→ WORK TO DO: Your task is to repeat the entries word for word while leaving out the pictures.

→ GIVEN RECORDS:
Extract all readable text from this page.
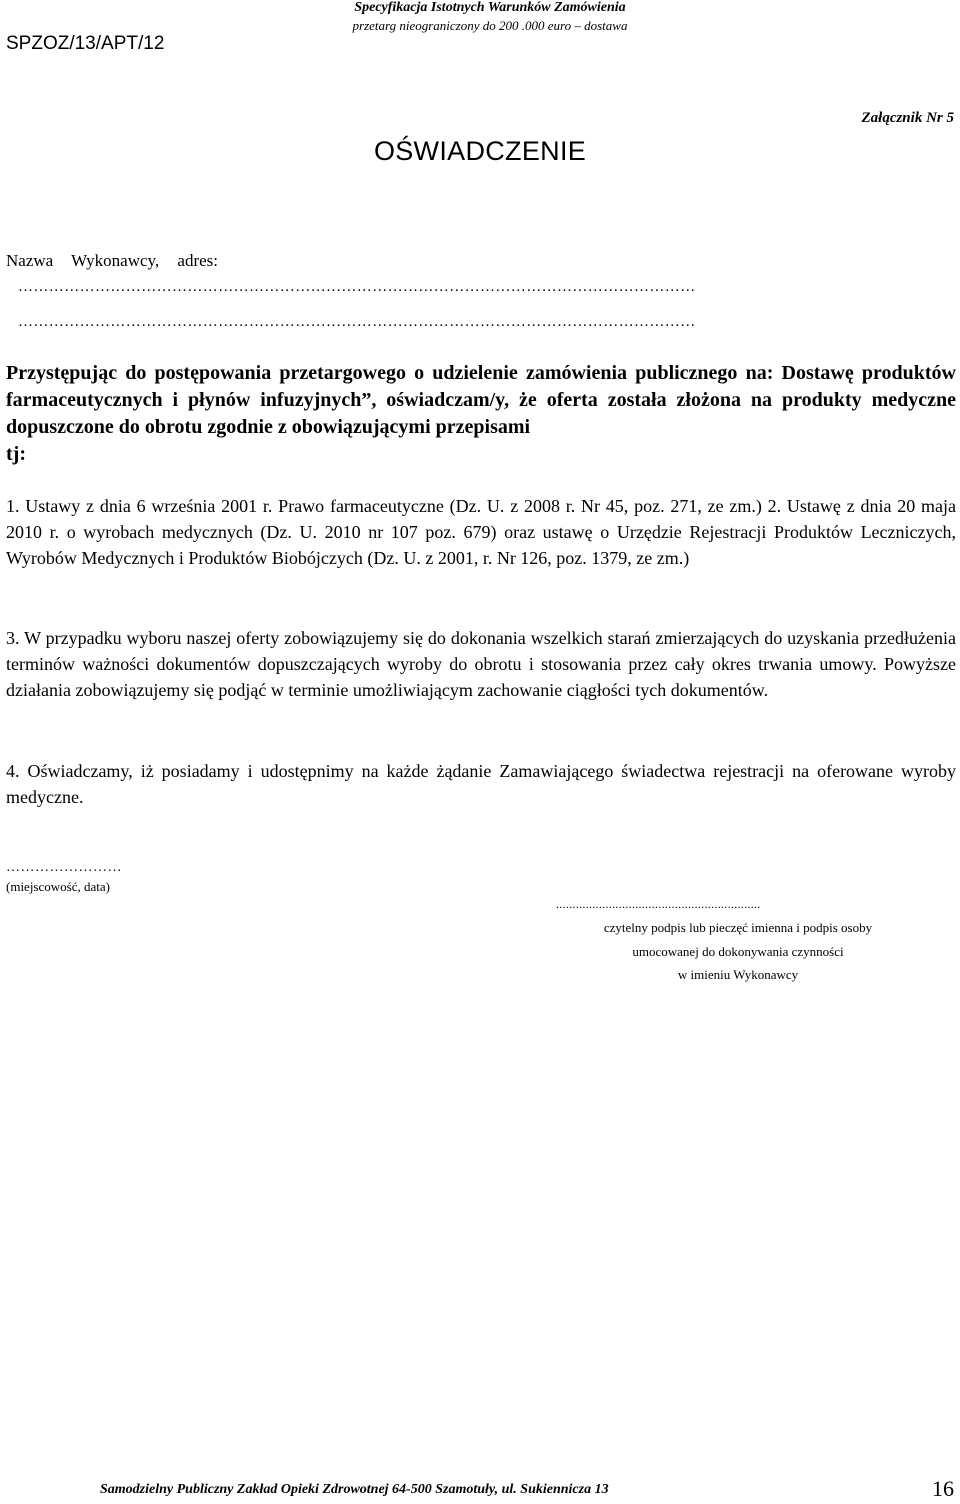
SPZOZ/13/APT/12
Specyfikacja Istotnych Warunków Zamówienia
przetarg nieograniczony do 200 .000 euro – dostawa
Załącznik Nr 5
OŚWIADCZENIE
Nazwa Wykonawcy, adres:
……………………………………………………………………………………………………………………
……………………………………………………………………………………………………………………
Przystępując do postępowania przetargowego o udzielenie zamówienia publicznego na: Dostawę produktów farmaceutycznych i płynów infuzyjnych”, oświadczam/y, że oferta została złożona na produkty medyczne dopuszczone do obrotu zgodnie z obowiązującymi przepisami
tj:
1. Ustawy z dnia 6 września 2001 r. Prawo farmaceutyczne (Dz. U. z 2008 r. Nr 45, poz. 271, ze zm.) 2. Ustawę z dnia 20 maja 2010 r. o wyrobach medycznych (Dz. U. 2010 nr 107 poz. 679) oraz ustawę o Urzędzie Rejestracji Produktów Leczniczych, Wyrobów Medycznych i Produktów Biobójczych (Dz. U. z 2001, r. Nr 126, poz. 1379, ze zm.)
3. W przypadku wyboru naszej oferty zobowiązujemy się do dokonania wszelkich starań zmierzających do uzyskania przedłużenia terminów ważności dokumentów dopuszczających wyroby do obrotu i stosowania przez cały okres trwania umowy. Powyższe działania zobowiązujemy się podjąć w terminie umożliwiającym zachowanie ciągłości tych dokumentów.
4. Oświadczamy, iż posiadamy i udostępnimy na każde żądanie Zamawiającego świadectwa rejestracji na oferowane wyroby medyczne.
……………………
(miejscowość, data)
..............................................................
czytelny podpis lub pieczęć imienna i podpis osoby
umocowanej do dokonywania czynności
w imieniu Wykonawcy
Samodzielny Publiczny Zakład Opieki Zdrowotnej 64-500 Szamotuły, ul. Sukiennicza 13	16
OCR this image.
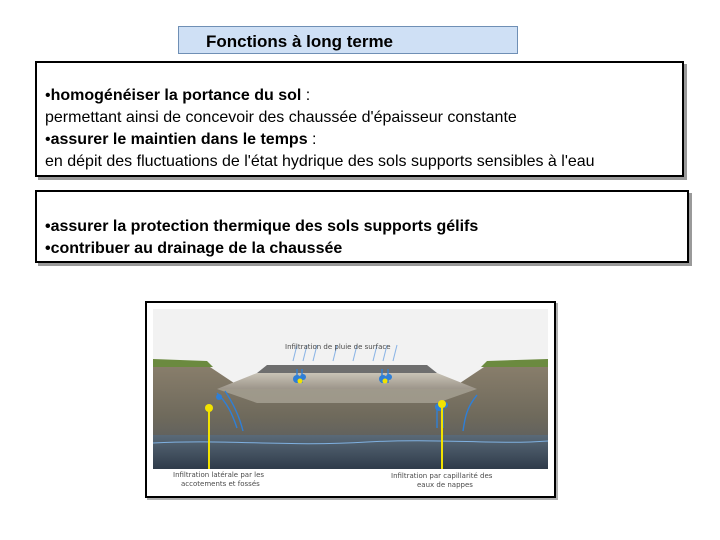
Fonctions à long terme
•homogénéiser la portance du sol :
permettant ainsi de concevoir des chaussée d'épaisseur constante
•assurer le maintien dans le temps :
en dépit des fluctuations de l'état hydrique des sols supports sensibles à l'eau
•assurer la protection thermique des sols supports gélifs
•contribuer au drainage de la chaussée
Infiltration de pluie de surface
Infiltration latérale par les
accotements et fossés
Infiltration par capillarité des
eaux de nappes
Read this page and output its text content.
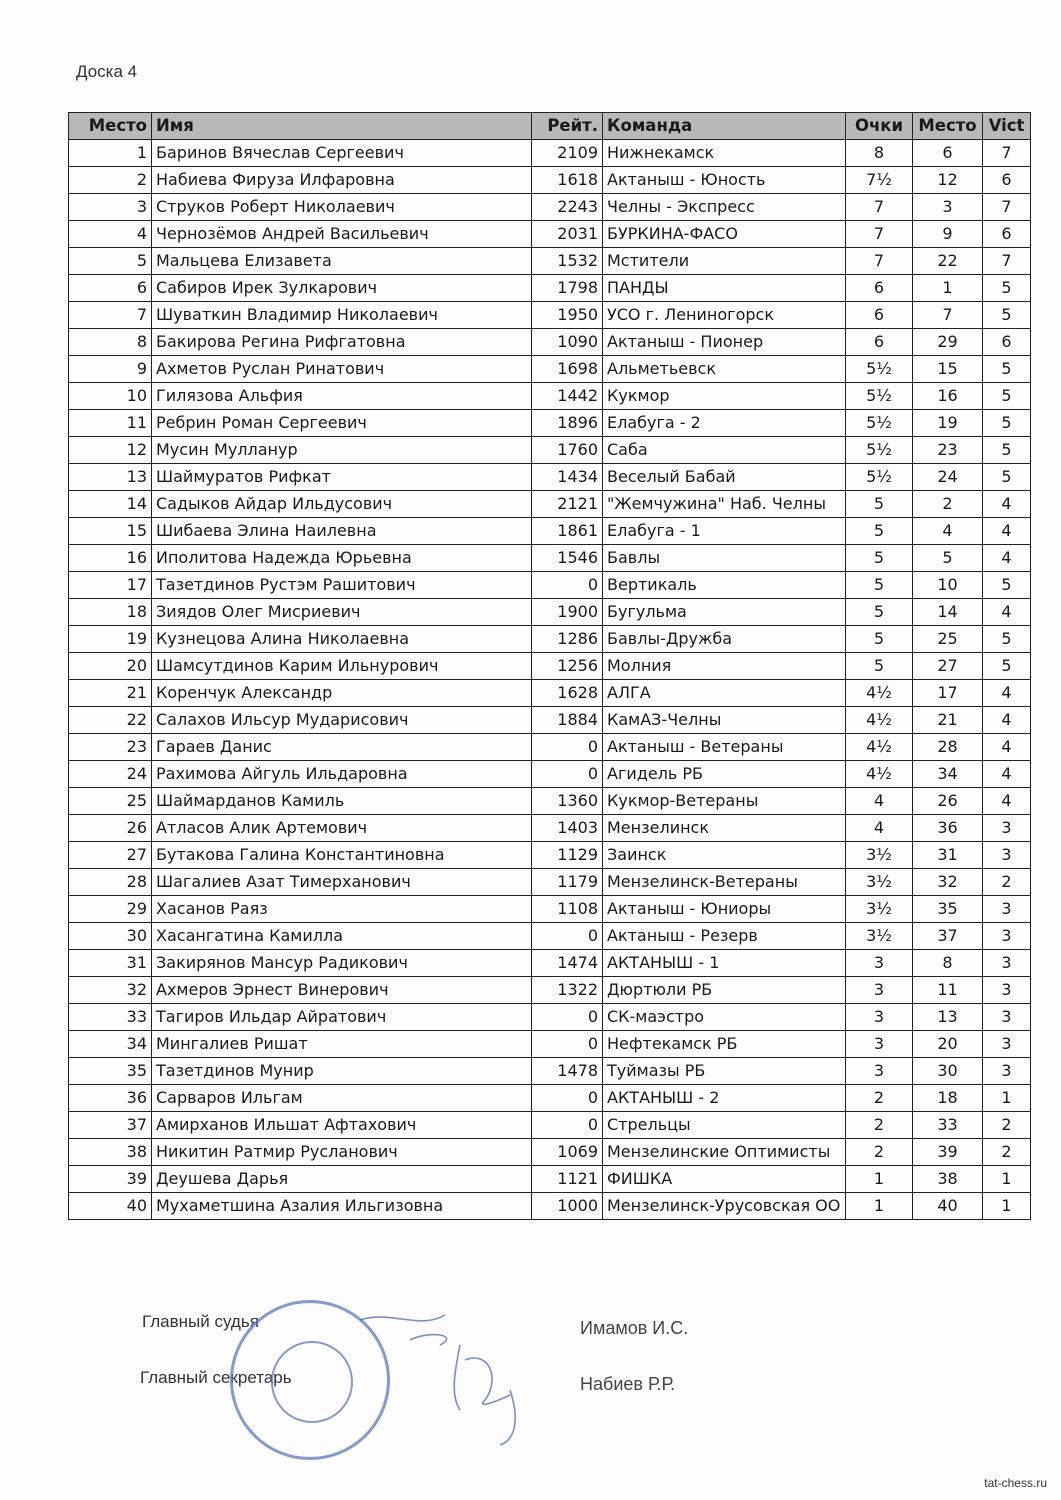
Доска 4
Место	Имя	Рейт.	Команда	Очки	Место	Vict
1	Баринов Вячеслав Сергеевич	2109	Нижнекамск	8	6	7
2	Набиева Фируза Илфаровна	1618	Актаныш - Юность	7½	12	6
3	Струков Роберт Николаевич	2243	Челны - Экспресс	7	3	7
4	Чернозёмов Андрей Васильевич	2031	БУРКИНА-ФАСО	7	9	6
5	Мальцева Елизавета	1532	Мстители	7	22	7
6	Сабиров Ирек Зулкарович	1798	ПАНДЫ	6	1	5
7	Шуваткин Владимир Николаевич	1950	УСО г. Лениногорск	6	7	5
8	Бакирова Регина Рифгатовна	1090	Актаныш - Пионер	6	29	6
9	Ахметов Руслан Ринатович	1698	Альметьевск	5½	15	5
10	Гилязова Альфия	1442	Кукмор	5½	16	5
11	Ребрин Роман Сергеевич	1896	Елабуга - 2	5½	19	5
12	Мусин Мулланур	1760	Саба	5½	23	5
13	Шаймуратов Рифкат	1434	Веселый Бабай	5½	24	5
14	Садыков Айдар Ильдусович	2121	"Жемчужина" Наб. Челны	5	2	4
15	Шибаева Элина Наилевна	1861	Елабуга - 1	5	4	4
16	Иполитова Надежда Юрьевна	1546	Бавлы	5	5	4
17	Тазетдинов Рустэм Рашитович	0	Вертикаль	5	10	5
18	Зиядов Олег Мисриевич	1900	Бугульма	5	14	4
19	Кузнецова Алина Николаевна	1286	Бавлы-Дружба	5	25	5
20	Шамсутдинов Карим Ильнурович	1256	Молния	5	27	5
21	Коренчук Александр	1628	АЛГА	4½	17	4
22	Салахов Ильсур Мударисович	1884	КамАЗ-Челны	4½	21	4
23	Гараев Данис	0	Актаныш - Ветераны	4½	28	4
24	Рахимова Айгуль Ильдаровна	0	Агидель РБ	4½	34	4
25	Шаймарданов Камиль	1360	Кукмор-Ветераны	4	26	4
26	Атласов Алик Артемович	1403	Мензелинск	4	36	3
27	Бутакова Галина Константиновна	1129	Заинск	3½	31	3
28	Шагалиев Азат Тимерханович	1179	Мензелинск-Ветераны	3½	32	2
29	Хасанов Раяз	1108	Актаныш - Юниоры	3½	35	3
30	Хасангатина Камилла	0	Актаныш - Резерв	3½	37	3
31	Закирянов Мансур Радикович	1474	АКТАНЫШ - 1	3	8	3
32	Ахмеров Эрнест Винерович	1322	Дюртюли РБ	3	11	3
33	Тагиров Ильдар Айратович	0	СК-маэстро	3	13	3
34	Мингалиев Ришат	0	Нефтекамск РБ	3	20	3
35	Тазетдинов Мунир	1478	Туймазы РБ	3	30	3
36	Сарваров Ильгам	0	АКТАНЫШ - 2	2	18	1
37	Амирханов Ильшат Афтахович	0	Стрельцы	2	33	2
38	Никитин Ратмир Русланович	1069	Мензелинские Оптимисты	2	39	2
39	Деушева Дарья	1121	ФИШКА	1	38	1
40	Мухаметшина Азалия Ильгизовна	1000	Мензелинск-Урусовская ОО	1	40	1
Главный судья	Имамов И.С.
Главный секретарь	Набиев Р.Р.
tat-chess.ru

→ SOLUTION:
Extract all readable text from this page.
SPZOZ/13/APT/12
Specyfikacja Istotnych Warunków Zamówienia
przetarg nieograniczony do 200 .000 euro – dostawa
Załącznik Nr 5
OŚWIADCZENIE
Nazwa Wykonawcy, adres:
……………………………………………………………………………………………………………………
……………………………………………………………………………………………………………………
Przystępując do postępowania przetargowego o udzielenie zamówienia publicznego na: Dostawę produktów farmaceutycznych i płynów infuzyjnych”, oświadczam/y, że oferta została złożona na produkty medyczne dopuszczone do obrotu zgodnie z obowiązującymi przepisami
tj:
1. Ustawy z dnia 6 września 2001 r. Prawo farmaceutyczne (Dz. U. z 2008 r. Nr 45, poz. 271, ze zm.) 2. Ustawę z dnia 20 maja 2010 r. o wyrobach medycznych (Dz. U. 2010 nr 107 poz. 679) oraz ustawę o Urzędzie Rejestracji Produktów Leczniczych, Wyrobów Medycznych i Produktów Biobójczych (Dz. U. z 2001, r. Nr 126, poz. 1379, ze zm.)
3. W przypadku wyboru naszej oferty zobowiązujemy się do dokonania wszelkich starań zmierzających do uzyskania przedłużenia terminów ważności dokumentów dopuszczających wyroby do obrotu i stosowania przez cały okres trwania umowy. Powyższe działania zobowiązujemy się podjąć w terminie umożliwiającym zachowanie ciągłości tych dokumentów.
4. Oświadczamy, iż posiadamy i udostępnimy na każde żądanie Zamawiającego świadectwa rejestracji na oferowane wyroby medyczne.
……………………
(miejscowość, data)
..............................................................
czytelny podpis lub pieczęć imienna i podpis osoby
umocowanej do dokonywania czynności
w imieniu Wykonawcy
Samodzielny Publiczny Zakład Opieki Zdrowotnej 64-500 Szamotuły, ul. Sukiennicza 13	16
OCR this image.
Fonctions à long terme
•homogénéiser la portance du sol :
permettant ainsi de concevoir des chaussée d'épaisseur constante
•assurer le maintien dans le temps :
en dépit des fluctuations de l'état hydrique des sols supports sensibles à l'eau
•assurer la protection thermique des sols supports gélifs
•contribuer au drainage de la chaussée
Infiltration de pluie de surface
Infiltration latérale par les
accotements et fossés
Infiltration par capillarité des
eaux de nappes
Read this page and output its text content.
Доска 4
Место	Имя	Рейт.	Команда	Очки	Место	Vict
1	Баринов Вячеслав Сергеевич	2109	Нижнекамск	8	6	7
2	Набиева Фируза Илфаровна	1618	Актаныш - Юность	7½	12	6
3	Струков Роберт Николаевич	2243	Челны - Экспресс	7	3	7
4	Чернозёмов Андрей Васильевич	2031	БУРКИНА-ФАСО	7	9	6
5	Мальцева Елизавета	1532	Мстители	7	22	7
6	Сабиров Ирек Зулкарович	1798	ПАНДЫ	6	1	5
7	Шуваткин Владимир Николаевич	1950	УСО г. Лениногорск	6	7	5
8	Бакирова Регина Рифгатовна	1090	Актаныш - Пионер	6	29	6
9	Ахметов Руслан Ринатович	1698	Альметьевск	5½	15	5
10	Гилязова Альфия	1442	Кукмор	5½	16	5
11	Ребрин Роман Сергеевич	1896	Елабуга - 2	5½	19	5
12	Мусин Мулланур	1760	Саба	5½	23	5
13	Шаймуратов Рифкат	1434	Веселый Бабай	5½	24	5
14	Садыков Айдар Ильдусович	2121	"Жемчужина" Наб. Челны	5	2	4
15	Шибаева Элина Наилевна	1861	Елабуга - 1	5	4	4
16	Иполитова Надежда Юрьевна	1546	Бавлы	5	5	4
17	Тазетдинов Рустэм Рашитович	0	Вертикаль	5	10	5
18	Зиядов Олег Мисриевич	1900	Бугульма	5	14	4
19	Кузнецова Алина Николаевна	1286	Бавлы-Дружба	5	25	5
20	Шамсутдинов Карим Ильнурович	1256	Молния	5	27	5
21	Коренчук Александр	1628	АЛГА	4½	17	4
22	Салахов Ильсур Мударисович	1884	КамАЗ-Челны	4½	21	4
23	Гараев Данис	0	Актаныш - Ветераны	4½	28	4
24	Рахимова Айгуль Ильдаровна	0	Агидель РБ	4½	34	4
25	Шаймарданов Камиль	1360	Кукмор-Ветераны	4	26	4
26	Атласов Алик Артемович	1403	Мензелинск	4	36	3
27	Бутакова Галина Константиновна	1129	Заинск	3½	31	3
28	Шагалиев Азат Тимерханович	1179	Мензелинск-Ветераны	3½	32	2
29	Хасанов Раяз	1108	Актаныш - Юниоры	3½	35	3
30	Хасангатина Камилла	0	Актаныш - Резерв	3½	37	3
31	Закирянов Мансур Радикович	1474	АКТАНЫШ - 1	3	8	3
32	Ахмеров Эрнест Винерович	1322	Дюртюли РБ	3	11	3
33	Тагиров Ильдар Айратович	0	СК-маэстро	3	13	3
34	Мингалиев Ришат	0	Нефтекамск РБ	3	20	3
35	Тазетдинов Мунир	1478	Туймазы РБ	3	30	3
36	Сарваров Ильгам	0	АКТАНЫШ - 2	2	18	1
37	Амирханов Ильшат Афтахович	0	Стрельцы	2	33	2
38	Никитин Ратмир Русланович	1069	Мензелинские Оптимисты	2	39	2
39	Деушева Дарья	1121	ФИШКА	1	38	1
40	Мухаметшина Азалия Ильгизовна	1000	Мензелинск-Урусовская ОО	1	40	1
Главный судья	Имамов И.С.
Главный секретарь	Набиев Р.Р.
tat-chess.ru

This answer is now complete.